§ **Data for analysis**
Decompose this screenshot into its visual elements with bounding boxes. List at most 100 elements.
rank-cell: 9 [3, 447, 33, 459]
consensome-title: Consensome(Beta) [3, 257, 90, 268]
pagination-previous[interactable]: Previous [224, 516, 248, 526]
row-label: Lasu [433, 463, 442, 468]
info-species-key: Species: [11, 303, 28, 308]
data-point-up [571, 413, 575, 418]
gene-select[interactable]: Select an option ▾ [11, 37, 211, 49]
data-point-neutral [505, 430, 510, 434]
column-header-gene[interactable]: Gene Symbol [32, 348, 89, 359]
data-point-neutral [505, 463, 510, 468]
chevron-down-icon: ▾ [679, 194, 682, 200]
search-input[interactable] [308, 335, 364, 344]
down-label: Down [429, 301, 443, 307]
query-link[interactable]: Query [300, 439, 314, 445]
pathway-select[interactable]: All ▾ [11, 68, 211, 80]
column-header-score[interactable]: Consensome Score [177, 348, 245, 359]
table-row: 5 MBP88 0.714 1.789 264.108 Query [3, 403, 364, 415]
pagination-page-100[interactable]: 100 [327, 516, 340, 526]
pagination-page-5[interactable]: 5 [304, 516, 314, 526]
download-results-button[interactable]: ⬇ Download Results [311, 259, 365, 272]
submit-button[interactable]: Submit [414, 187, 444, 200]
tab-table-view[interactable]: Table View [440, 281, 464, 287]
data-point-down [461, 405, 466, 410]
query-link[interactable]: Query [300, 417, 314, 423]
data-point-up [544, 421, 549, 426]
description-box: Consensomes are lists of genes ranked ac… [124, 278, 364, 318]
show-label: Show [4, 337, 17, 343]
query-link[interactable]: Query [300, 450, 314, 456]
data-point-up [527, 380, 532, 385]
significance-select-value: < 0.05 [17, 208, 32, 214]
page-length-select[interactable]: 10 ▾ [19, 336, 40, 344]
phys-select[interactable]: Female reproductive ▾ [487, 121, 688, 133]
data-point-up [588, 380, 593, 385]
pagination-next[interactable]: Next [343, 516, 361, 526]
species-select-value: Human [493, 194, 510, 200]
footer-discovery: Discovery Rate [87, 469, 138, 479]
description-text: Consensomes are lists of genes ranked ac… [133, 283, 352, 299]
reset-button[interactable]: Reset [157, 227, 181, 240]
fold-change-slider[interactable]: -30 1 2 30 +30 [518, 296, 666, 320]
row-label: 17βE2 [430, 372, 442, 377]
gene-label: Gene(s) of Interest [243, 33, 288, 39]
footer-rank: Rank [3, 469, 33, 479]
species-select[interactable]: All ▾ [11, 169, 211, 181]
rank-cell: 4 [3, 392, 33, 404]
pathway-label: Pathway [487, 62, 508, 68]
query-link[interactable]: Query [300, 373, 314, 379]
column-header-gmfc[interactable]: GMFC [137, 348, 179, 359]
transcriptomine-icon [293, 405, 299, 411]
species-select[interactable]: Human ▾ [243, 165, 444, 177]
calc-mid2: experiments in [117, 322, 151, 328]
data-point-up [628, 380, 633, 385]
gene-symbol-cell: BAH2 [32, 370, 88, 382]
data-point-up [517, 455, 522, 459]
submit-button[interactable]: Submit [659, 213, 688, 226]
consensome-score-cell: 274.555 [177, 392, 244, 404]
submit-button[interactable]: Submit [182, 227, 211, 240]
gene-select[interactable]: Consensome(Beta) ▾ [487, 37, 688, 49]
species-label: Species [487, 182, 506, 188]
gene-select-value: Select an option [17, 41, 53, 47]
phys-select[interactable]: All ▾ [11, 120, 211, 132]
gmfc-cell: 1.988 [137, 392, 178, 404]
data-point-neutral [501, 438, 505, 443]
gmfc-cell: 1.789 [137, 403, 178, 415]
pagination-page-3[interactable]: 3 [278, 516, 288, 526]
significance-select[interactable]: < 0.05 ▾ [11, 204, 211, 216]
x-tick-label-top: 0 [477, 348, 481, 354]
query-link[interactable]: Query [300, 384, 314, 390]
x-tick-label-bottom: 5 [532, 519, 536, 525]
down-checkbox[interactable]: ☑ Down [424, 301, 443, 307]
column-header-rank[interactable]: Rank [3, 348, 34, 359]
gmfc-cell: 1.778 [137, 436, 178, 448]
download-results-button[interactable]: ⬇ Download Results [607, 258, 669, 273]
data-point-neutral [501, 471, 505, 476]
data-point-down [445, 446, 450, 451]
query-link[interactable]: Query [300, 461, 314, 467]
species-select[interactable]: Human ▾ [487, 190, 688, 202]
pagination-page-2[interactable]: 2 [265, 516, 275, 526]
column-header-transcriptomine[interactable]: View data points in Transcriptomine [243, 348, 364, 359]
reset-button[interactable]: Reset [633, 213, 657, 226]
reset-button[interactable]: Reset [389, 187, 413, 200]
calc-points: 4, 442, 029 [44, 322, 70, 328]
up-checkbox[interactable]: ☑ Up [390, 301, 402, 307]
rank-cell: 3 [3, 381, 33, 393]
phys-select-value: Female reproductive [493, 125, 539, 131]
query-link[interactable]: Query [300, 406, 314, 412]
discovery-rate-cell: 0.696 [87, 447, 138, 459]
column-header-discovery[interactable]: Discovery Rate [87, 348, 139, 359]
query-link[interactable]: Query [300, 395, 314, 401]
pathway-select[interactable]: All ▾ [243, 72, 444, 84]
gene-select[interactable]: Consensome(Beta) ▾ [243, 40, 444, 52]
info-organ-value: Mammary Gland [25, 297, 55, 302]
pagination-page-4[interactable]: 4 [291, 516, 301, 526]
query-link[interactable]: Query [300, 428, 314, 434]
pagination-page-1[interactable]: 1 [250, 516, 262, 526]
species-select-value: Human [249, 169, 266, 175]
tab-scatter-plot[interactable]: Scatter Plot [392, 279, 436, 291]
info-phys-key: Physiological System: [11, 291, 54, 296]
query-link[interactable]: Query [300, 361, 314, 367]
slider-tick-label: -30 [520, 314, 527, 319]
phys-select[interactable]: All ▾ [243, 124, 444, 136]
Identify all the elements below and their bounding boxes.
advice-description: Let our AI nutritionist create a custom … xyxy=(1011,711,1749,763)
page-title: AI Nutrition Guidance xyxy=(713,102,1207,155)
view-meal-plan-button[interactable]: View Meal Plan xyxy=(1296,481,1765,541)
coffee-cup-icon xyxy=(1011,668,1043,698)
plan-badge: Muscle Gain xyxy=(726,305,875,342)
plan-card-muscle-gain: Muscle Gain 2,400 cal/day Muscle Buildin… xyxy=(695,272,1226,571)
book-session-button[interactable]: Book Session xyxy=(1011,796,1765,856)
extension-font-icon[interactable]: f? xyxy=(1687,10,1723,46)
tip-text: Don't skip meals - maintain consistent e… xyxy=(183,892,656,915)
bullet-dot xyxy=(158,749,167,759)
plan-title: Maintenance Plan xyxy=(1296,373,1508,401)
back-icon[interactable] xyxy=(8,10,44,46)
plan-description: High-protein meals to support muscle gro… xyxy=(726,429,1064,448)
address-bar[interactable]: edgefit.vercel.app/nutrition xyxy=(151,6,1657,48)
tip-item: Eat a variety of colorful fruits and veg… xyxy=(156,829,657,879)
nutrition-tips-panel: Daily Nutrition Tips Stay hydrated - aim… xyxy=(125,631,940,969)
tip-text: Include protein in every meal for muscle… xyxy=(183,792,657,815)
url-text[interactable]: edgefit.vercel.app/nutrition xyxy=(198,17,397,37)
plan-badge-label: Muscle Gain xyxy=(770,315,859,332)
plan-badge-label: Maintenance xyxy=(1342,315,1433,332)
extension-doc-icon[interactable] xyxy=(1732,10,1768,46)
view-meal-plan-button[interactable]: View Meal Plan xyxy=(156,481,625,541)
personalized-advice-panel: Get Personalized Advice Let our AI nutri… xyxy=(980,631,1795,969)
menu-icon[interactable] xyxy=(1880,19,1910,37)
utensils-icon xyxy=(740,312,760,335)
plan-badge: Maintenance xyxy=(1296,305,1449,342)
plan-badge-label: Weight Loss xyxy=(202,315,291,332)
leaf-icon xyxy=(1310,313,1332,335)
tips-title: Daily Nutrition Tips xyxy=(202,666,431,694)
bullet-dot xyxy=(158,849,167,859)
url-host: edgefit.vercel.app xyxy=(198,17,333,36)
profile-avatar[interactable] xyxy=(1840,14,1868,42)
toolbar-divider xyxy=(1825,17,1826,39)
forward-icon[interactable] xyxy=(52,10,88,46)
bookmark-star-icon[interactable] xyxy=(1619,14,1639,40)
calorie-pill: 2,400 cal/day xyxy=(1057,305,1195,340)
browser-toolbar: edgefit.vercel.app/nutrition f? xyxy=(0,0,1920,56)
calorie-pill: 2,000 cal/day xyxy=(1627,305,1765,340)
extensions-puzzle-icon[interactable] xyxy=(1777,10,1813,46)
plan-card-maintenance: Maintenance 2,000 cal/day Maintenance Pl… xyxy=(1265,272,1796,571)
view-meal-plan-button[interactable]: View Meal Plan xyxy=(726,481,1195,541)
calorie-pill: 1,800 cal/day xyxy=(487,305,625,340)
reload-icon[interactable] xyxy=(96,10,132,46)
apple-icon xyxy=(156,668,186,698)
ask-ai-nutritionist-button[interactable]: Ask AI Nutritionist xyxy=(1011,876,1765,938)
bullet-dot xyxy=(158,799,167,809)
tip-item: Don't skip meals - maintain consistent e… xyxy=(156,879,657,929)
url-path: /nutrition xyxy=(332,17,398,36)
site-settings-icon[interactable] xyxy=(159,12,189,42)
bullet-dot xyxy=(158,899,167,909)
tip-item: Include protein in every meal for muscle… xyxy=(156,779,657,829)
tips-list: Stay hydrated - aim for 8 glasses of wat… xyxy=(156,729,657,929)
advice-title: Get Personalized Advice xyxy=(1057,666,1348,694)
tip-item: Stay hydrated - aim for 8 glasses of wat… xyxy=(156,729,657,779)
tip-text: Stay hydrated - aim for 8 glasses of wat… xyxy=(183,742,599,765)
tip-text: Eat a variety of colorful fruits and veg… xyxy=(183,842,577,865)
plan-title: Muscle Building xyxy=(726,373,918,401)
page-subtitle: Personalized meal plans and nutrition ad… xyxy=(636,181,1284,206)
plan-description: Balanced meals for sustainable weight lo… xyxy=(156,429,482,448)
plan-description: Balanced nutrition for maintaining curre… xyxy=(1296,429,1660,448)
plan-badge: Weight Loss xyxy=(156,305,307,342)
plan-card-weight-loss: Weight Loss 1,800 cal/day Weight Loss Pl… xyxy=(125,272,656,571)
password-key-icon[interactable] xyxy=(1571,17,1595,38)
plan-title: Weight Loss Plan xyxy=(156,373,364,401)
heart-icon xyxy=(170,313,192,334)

§ **Problem to solve**
Which lines of the listing above hold the word "option"? Copy each of them.

§ **Result of this task**
gene-select[interactable]: Select an option ▾ [11, 37, 211, 49]
gene-select-value: Select an option [17, 41, 53, 47]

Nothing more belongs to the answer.